Collected data:
───

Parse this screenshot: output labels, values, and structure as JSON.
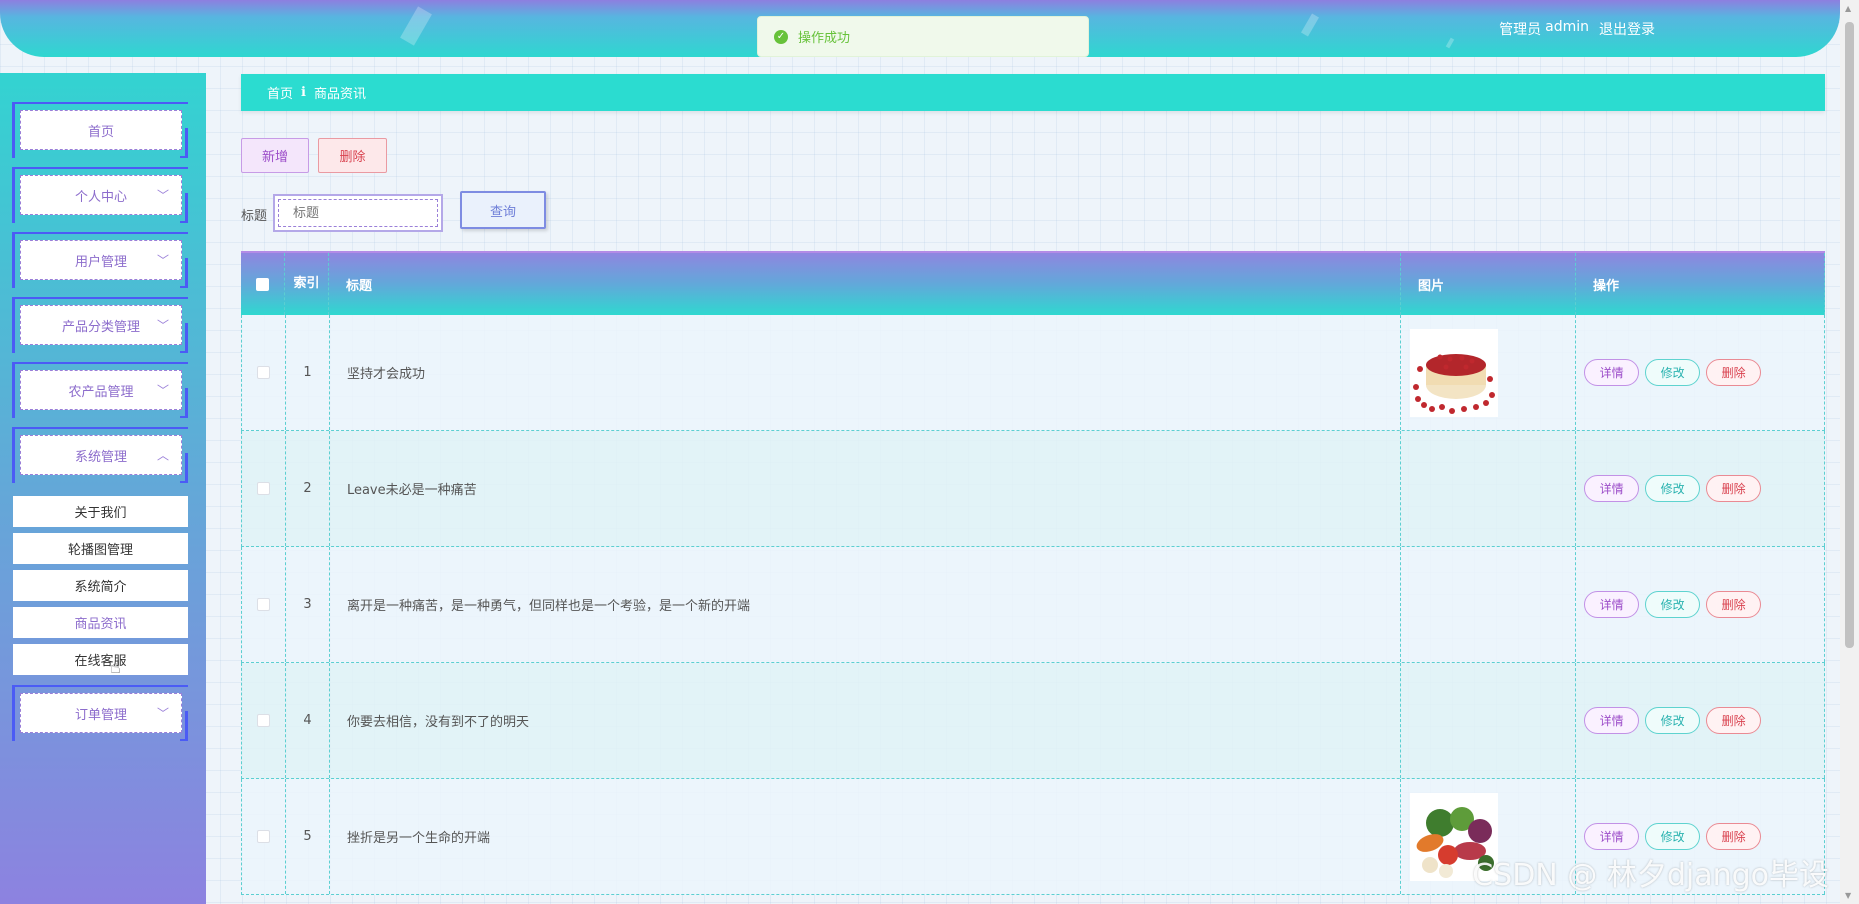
{
  "header": {
    "role_label": "管理员",
    "username": "admin",
    "logout": "退出登录"
  },
  "toast": {
    "message": "操作成功",
    "color": "#67c23a"
  },
  "sidebar": {
    "menu": [
      {
        "label": "首页",
        "has_chevron": false
      },
      {
        "label": "个人中心",
        "has_chevron": true,
        "chevron": "down"
      },
      {
        "label": "用户管理",
        "has_chevron": true,
        "chevron": "down"
      },
      {
        "label": "产品分类管理",
        "has_chevron": true,
        "chevron": "down"
      },
      {
        "label": "农产品管理",
        "has_chevron": true,
        "chevron": "down"
      },
      {
        "label": "系统管理",
        "has_chevron": true,
        "chevron": "up"
      },
      {
        "label": "订单管理",
        "has_chevron": true,
        "chevron": "down"
      }
    ],
    "submenu": [
      {
        "label": "关于我们"
      },
      {
        "label": "轮播图管理"
      },
      {
        "label": "系统简介"
      },
      {
        "label": "商品资讯",
        "active": true
      },
      {
        "label": "在线客服"
      }
    ]
  },
  "breadcrumb": {
    "home": "首页",
    "separator": "ℹ",
    "current": "商品资讯"
  },
  "toolbar": {
    "add": "新增",
    "delete": "删除"
  },
  "search": {
    "label": "标题",
    "placeholder": "标题",
    "button": "查询"
  },
  "table": {
    "headers": {
      "index": "索引",
      "title": "标题",
      "image": "图片",
      "actions": "操作"
    },
    "actions": {
      "detail": "详情",
      "edit": "修改",
      "delete": "删除"
    },
    "rows": [
      {
        "index": "1",
        "title": "坚持才会成功",
        "image": "red-beans"
      },
      {
        "index": "2",
        "title": "Leave未必是一种痛苦",
        "image": ""
      },
      {
        "index": "3",
        "title": "离开是一种痛苦，是一种勇气，但同样也是一个考验，是一个新的开端",
        "image": ""
      },
      {
        "index": "4",
        "title": "你要去相信，没有到不了的明天",
        "image": ""
      },
      {
        "index": "5",
        "title": "挫折是另一个生命的开端",
        "image": "vegetables"
      }
    ]
  },
  "watermark": "CSDN @ 林夕django毕设",
  "colors": {
    "accent_teal": "#2bdcd0",
    "accent_purple": "#8c6ccc",
    "danger": "#d9424f"
  }
}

───

Write out the records above once more, word for word, with no pictures.

### [SOLUTION FOR THIS TASK]
Parse this screenshot: output labels, values, and structure as JSON.
{
  "header": {
    "role_label": "管理员",
    "username": "admin",
    "logout": "退出登录"
  },
  "toast": {
    "message": "操作成功",
    "color": "#67c23a"
  },
  "sidebar": {
    "menu": [
      {
        "label": "首页",
        "has_chevron": false
      },
      {
        "label": "个人中心",
        "has_chevron": true,
        "chevron": "down"
      },
      {
        "label": "用户管理",
        "has_chevron": true,
        "chevron": "down"
      },
      {
        "label": "产品分类管理",
        "has_chevron": true,
        "chevron": "down"
      },
      {
        "label": "农产品管理",
        "has_chevron": true,
        "chevron": "down"
      },
      {
        "label": "系统管理",
        "has_chevron": true,
        "chevron": "up"
      },
      {
        "label": "订单管理",
        "has_chevron": true,
        "chevron": "down"
      }
    ],
    "submenu": [
      {
        "label": "关于我们"
      },
      {
        "label": "轮播图管理"
      },
      {
        "label": "系统简介"
      },
      {
        "label": "商品资讯",
        "active": true
      },
      {
        "label": "在线客服"
      }
    ]
  },
  "breadcrumb": {
    "home": "首页",
    "separator": "ℹ",
    "current": "商品资讯"
  },
  "toolbar": {
    "add": "新增",
    "delete": "删除"
  },
  "search": {
    "label": "标题",
    "placeholder": "标题",
    "button": "查询"
  },
  "table": {
    "headers": {
      "index": "索引",
      "title": "标题",
      "image": "图片",
      "actions": "操作"
    },
    "actions": {
      "detail": "详情",
      "edit": "修改",
      "delete": "删除"
    },
    "rows": [
      {
        "index": "1",
        "title": "坚持才会成功",
        "image": "red-beans"
      },
      {
        "index": "2",
        "title": "Leave未必是一种痛苦",
        "image": ""
      },
      {
        "index": "3",
        "title": "离开是一种痛苦，是一种勇气，但同样也是一个考验，是一个新的开端",
        "image": ""
      },
      {
        "index": "4",
        "title": "你要去相信，没有到不了的明天",
        "image": ""
      },
      {
        "index": "5",
        "title": "挫折是另一个生命的开端",
        "image": "vegetables"
      }
    ]
  },
  "watermark": "CSDN @ 林夕django毕设",
  "colors": {
    "accent_teal": "#2bdcd0",
    "accent_purple": "#8c6ccc",
    "danger": "#d9424f"
  }
}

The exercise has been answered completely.